• [Tasks for this exercise]
1. Please return everything in the anti-anginal drugs flashcards from "- cardiac depressants" down to "(venous > arterial)".
2. Translate this sentence from the anti-anginal drugs flashcards into Spanish: "Chronic stable ischemia is a demand ischemia"

• [Study text]
Anti-Anginal Drugs Flashcards
Classification of angina (0 to 4)
0 = asymptomatic 1 = angina with strenuous exercise 2= angina with moderate exertion 3 = angina with mild exertion (walking 1-2 level blocks at normal pace, climbing 1 flight of stairs) ---> prophylactics important at this stage 4 = angina at any level of physical exertion
Treatment rationale for angina pectoris
Increase oxygen delivery:
- coronary vasodilators
- anti-thrombotic drugs
Decrease oxygen demand:
- vasodilators (reduce preload and afterload)
- cardiac depressants (reduce HR and contractility)
Chronic stable ischemia is a demand ischemia
Unstable and Prinzmetal’s (variant) angina are supply ischemia
Nitrates MOA
Minic actions of endogenous NO
Direct vasodilatory action –> rapid reduction in myocardial oxygen demand and relief of symptoms
NO is primarily produced by vascular endothelial cells and functions as vasodilator, anti-thrombotic, anti-inflammatory –> due to NO-stimulated formation of cGMP
CVS actions of nitrates on systemic vasculature, heart and coronary arteries
Systemic vasculature:
- Vasodilation (venous > arterial)
- Decreased venous pressure
- Small effect of decreased arterial pressure
Cardiac:
- Reduce preload and afterload (decreases wall stress)
- Decrease O2 demand
Coronary
- Prevent and reduces vasospasm
- Vasodilation
- Improves subendocardial perfusion
- Increased O2 delivery
Clinical applications of different nitrates
Will see least effect on unstable angina but can be used for all types
Isosorbide mononitrate = orally for prophylaxis or all types of angina
Isosorbide dinitrate = orally for orally for prophylaxis or all types of angina and used to treat heart failure
IV nitroglycerin: unstable angina and acute HF
Nitroglycerin (sublingual or spray) = first-line therapy for treatment of acute anginal symptoms
Sodium nitroprusside
- Direct NO donor (immediate vasodilator)

[Document structure recognition records]
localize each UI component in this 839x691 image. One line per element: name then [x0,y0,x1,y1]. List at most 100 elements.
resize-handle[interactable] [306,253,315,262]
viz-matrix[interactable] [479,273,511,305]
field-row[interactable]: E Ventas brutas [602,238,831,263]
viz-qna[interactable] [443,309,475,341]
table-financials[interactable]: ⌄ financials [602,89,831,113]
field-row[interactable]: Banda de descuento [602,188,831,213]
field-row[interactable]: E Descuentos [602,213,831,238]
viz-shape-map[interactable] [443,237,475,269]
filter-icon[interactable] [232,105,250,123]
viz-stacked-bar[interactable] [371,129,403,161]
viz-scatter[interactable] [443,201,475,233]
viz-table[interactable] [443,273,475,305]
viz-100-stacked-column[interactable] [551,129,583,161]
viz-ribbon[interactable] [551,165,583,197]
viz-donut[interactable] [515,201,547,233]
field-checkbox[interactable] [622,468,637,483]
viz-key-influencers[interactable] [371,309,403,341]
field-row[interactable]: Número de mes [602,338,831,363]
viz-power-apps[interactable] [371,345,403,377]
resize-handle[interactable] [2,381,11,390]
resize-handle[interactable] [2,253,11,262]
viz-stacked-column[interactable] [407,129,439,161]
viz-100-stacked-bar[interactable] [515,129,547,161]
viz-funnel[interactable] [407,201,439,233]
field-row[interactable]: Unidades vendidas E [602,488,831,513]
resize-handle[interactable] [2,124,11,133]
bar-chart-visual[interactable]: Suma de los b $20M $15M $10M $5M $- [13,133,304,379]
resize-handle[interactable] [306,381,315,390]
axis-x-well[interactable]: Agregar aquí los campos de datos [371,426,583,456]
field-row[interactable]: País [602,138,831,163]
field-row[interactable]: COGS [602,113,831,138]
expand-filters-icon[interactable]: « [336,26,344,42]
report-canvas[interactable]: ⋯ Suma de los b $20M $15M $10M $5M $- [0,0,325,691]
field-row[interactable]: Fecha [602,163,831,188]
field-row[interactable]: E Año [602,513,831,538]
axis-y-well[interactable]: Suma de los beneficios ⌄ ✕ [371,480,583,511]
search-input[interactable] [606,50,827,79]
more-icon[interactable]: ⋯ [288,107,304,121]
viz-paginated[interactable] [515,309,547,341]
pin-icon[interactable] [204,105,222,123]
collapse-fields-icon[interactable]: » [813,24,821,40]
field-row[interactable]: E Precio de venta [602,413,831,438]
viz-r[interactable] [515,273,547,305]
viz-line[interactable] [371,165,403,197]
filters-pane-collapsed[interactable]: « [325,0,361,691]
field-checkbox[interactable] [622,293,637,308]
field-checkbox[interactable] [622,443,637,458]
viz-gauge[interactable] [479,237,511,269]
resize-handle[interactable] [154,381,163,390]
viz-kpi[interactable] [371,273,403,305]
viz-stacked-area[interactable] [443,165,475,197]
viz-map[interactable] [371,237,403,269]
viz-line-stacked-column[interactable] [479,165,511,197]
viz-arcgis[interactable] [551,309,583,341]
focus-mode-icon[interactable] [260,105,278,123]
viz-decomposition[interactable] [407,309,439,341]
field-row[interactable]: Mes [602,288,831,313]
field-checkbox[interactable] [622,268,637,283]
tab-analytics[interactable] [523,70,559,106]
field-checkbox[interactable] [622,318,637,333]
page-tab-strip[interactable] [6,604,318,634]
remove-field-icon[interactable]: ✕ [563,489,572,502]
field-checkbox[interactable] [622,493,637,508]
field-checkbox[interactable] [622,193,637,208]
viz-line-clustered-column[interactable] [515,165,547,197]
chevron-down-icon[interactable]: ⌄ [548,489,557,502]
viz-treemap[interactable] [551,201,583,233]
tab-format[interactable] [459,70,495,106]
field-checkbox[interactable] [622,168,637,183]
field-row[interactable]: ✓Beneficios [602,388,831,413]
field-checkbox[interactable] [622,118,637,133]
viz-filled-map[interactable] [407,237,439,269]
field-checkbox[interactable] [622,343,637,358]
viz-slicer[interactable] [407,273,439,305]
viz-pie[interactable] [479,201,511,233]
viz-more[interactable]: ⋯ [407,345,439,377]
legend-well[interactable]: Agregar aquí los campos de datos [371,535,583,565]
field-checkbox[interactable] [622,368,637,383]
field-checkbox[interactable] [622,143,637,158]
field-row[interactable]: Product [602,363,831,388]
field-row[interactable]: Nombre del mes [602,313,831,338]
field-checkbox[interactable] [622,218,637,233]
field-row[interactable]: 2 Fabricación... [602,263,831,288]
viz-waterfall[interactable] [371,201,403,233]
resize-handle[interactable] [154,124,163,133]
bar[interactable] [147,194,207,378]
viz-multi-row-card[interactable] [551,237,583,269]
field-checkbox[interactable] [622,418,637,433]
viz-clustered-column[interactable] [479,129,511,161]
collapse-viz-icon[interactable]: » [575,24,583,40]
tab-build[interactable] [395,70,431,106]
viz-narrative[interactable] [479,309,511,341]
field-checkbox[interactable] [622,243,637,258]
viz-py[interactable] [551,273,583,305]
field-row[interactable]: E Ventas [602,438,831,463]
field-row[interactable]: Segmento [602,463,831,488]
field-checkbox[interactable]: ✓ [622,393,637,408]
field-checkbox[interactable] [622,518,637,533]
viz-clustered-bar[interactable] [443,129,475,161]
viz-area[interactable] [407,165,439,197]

• [Answers for each item]
1.
- cardiac depressants (reduce HR and contractility)
Chronic stable ischemia is a demand ischemia
Unstable and Prinzmetal’s (variant) angina are supply ischemia
Nitrates MOA
Minic actions of endogenous NO
Direct vasodilatory action –> rapid reduction in myocardial oxygen demand and relief of symptoms
NO is primarily produced by vascular endothelial cells and functions as vasodilator, anti-thrombotic, anti-inflammatory –> due to NO-stimulated formation of cGMP
CVS actions of nitrates on systemic vasculature, heart and coronary arteries
Systemic vasculature:
- Vasodilation (venous > arterial)

2. La isquemia estable crónica es una isquemia por demanda.